▶ [DATA FOR THIS TASK]:

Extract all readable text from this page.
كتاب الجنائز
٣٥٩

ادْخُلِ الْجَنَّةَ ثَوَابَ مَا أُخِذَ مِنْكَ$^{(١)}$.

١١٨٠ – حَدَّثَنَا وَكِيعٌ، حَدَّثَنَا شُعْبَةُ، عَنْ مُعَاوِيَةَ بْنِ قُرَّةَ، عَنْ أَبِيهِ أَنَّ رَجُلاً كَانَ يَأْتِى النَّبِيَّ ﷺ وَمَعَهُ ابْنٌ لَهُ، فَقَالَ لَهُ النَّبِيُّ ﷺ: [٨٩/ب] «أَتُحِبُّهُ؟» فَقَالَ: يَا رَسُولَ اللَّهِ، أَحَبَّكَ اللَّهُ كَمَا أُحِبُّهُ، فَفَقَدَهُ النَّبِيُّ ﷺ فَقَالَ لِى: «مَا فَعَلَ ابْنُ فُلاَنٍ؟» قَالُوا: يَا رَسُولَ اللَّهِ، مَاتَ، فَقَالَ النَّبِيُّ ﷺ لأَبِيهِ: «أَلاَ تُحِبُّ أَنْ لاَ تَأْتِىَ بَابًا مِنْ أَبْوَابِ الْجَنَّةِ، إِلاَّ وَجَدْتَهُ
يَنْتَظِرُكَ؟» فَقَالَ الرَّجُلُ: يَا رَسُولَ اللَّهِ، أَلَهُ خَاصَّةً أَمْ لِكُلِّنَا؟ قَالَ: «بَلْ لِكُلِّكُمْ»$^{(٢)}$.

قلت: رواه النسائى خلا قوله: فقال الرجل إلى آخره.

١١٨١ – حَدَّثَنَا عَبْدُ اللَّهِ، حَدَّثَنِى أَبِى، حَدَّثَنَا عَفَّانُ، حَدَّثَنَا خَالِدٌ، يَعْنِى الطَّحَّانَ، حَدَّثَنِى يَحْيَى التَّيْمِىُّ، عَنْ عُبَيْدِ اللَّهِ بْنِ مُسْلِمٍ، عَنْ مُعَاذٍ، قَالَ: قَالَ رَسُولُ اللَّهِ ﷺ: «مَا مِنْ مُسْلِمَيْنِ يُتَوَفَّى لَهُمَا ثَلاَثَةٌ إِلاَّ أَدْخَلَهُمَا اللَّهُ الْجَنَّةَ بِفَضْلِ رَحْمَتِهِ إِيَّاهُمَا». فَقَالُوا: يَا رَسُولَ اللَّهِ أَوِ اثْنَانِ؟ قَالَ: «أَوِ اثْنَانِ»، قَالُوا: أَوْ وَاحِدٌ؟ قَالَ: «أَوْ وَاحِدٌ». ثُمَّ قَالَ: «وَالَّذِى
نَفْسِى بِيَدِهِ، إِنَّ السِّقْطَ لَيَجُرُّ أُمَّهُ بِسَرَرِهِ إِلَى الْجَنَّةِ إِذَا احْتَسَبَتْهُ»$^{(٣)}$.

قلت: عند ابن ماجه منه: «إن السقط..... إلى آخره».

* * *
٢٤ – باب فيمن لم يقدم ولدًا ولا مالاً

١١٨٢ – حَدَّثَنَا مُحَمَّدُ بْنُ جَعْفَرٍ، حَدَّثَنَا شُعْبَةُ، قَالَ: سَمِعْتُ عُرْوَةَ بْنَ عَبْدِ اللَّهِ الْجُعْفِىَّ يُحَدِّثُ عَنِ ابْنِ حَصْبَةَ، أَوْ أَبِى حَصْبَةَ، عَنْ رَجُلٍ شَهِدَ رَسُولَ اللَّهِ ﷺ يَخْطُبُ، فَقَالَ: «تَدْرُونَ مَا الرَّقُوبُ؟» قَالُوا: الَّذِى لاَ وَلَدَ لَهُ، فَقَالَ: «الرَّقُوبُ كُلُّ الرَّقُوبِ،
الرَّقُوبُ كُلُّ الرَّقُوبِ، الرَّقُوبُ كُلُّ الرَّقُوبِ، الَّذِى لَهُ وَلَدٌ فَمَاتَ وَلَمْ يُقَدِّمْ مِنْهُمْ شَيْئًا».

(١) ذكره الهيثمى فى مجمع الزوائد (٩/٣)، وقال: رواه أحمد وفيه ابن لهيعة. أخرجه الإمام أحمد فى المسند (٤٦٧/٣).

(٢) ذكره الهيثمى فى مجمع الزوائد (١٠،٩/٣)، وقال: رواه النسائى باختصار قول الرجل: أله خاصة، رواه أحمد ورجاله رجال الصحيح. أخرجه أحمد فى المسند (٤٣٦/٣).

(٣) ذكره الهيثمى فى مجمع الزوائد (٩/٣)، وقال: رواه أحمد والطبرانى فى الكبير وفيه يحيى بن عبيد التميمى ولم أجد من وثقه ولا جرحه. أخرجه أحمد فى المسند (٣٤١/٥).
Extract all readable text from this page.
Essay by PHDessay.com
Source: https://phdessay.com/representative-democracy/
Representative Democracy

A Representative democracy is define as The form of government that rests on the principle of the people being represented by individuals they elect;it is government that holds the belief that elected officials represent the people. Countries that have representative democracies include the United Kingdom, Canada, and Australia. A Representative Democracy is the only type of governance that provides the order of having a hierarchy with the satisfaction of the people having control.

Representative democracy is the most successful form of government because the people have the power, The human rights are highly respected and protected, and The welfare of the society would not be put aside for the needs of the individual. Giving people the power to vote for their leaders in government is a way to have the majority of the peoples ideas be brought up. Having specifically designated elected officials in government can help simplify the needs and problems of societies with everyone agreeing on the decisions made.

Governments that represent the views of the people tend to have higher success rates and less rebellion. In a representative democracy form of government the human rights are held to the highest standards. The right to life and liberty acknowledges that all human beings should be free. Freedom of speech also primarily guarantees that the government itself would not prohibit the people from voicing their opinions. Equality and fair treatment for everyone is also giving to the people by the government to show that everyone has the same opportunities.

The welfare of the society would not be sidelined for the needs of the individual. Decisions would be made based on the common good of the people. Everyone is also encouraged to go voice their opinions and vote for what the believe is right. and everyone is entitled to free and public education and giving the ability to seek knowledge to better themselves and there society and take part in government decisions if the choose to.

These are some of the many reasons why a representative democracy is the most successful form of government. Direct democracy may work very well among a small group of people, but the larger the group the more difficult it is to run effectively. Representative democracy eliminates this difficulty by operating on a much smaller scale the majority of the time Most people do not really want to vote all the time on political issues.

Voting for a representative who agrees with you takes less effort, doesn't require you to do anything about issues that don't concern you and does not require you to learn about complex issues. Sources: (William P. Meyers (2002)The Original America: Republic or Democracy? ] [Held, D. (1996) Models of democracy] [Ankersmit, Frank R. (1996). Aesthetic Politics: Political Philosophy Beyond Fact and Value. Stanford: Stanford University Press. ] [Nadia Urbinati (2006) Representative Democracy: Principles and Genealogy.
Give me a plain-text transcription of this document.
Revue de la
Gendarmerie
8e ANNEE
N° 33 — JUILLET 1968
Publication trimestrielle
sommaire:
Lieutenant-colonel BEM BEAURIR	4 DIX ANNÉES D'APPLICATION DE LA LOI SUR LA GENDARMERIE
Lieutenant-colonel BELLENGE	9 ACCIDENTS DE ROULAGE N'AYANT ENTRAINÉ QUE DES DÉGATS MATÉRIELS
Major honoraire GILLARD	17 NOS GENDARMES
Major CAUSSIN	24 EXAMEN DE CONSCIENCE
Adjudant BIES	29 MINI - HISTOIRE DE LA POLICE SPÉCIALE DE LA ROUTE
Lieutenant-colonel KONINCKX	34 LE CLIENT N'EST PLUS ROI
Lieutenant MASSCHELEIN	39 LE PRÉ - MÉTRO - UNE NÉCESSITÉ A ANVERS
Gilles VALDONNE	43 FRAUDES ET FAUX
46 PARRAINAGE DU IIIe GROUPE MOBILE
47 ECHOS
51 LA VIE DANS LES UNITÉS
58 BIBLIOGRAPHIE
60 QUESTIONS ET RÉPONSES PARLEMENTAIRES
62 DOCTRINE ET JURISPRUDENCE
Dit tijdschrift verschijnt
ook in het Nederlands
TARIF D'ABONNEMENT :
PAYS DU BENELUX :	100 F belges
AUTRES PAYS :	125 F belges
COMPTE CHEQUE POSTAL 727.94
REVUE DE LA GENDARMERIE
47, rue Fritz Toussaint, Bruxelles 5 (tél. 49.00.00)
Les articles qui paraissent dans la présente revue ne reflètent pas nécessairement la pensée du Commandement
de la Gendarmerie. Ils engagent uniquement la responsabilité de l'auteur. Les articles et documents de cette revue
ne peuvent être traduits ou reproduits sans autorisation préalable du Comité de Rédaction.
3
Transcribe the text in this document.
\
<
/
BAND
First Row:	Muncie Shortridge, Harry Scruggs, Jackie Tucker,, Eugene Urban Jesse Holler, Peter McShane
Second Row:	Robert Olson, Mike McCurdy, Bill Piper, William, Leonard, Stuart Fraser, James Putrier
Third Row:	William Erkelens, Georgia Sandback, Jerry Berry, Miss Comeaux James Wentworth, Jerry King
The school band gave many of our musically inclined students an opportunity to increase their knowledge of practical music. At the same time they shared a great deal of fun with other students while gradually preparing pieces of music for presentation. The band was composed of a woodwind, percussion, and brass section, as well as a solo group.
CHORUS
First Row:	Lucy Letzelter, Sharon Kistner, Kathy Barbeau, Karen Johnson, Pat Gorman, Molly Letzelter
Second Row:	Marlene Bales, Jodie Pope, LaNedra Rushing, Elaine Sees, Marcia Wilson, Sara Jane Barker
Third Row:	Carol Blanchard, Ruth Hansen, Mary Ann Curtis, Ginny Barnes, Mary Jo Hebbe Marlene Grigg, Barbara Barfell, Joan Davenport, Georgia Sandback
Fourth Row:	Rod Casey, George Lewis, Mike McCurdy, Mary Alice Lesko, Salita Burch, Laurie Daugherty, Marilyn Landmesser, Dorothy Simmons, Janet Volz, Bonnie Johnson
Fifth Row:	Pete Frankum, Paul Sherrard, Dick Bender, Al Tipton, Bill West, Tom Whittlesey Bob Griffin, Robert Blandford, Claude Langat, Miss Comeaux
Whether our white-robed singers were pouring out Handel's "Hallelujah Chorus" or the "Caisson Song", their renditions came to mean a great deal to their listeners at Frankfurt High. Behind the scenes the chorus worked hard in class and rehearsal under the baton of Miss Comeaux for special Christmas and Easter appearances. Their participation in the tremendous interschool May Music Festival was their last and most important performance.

▶ [SET TASK]:
Find the word "المسند" in the data and copy out each line where it turns up.

▶ [RESULT OF THE TASK]:
(١) ذكره الهيثمى فى مجمع الزوائد (٩/٣)، وقال: رواه أحمد وفيه ابن لهيعة. أخرجه الإمام أحمد فى المسند (٤٦٧/٣).
(٢) ذكره الهيثمى فى مجمع الزوائد (١٠،٩/٣)، وقال: رواه النسائى باختصار قول الرجل: أله خاصة، رواه أحمد ورجاله رجال الصحيح. أخرجه أحمد فى المسند (٤٣٦/٣).
(٣) ذكره الهيثمى فى مجمع الزوائد (٩/٣)، وقال: رواه أحمد والطبرانى فى الكبير وفيه يحيى بن عبيد التميمى ولم أجد من وثقه ولا جرحه. أخرجه أحمد فى المسند (٣٤١/٥).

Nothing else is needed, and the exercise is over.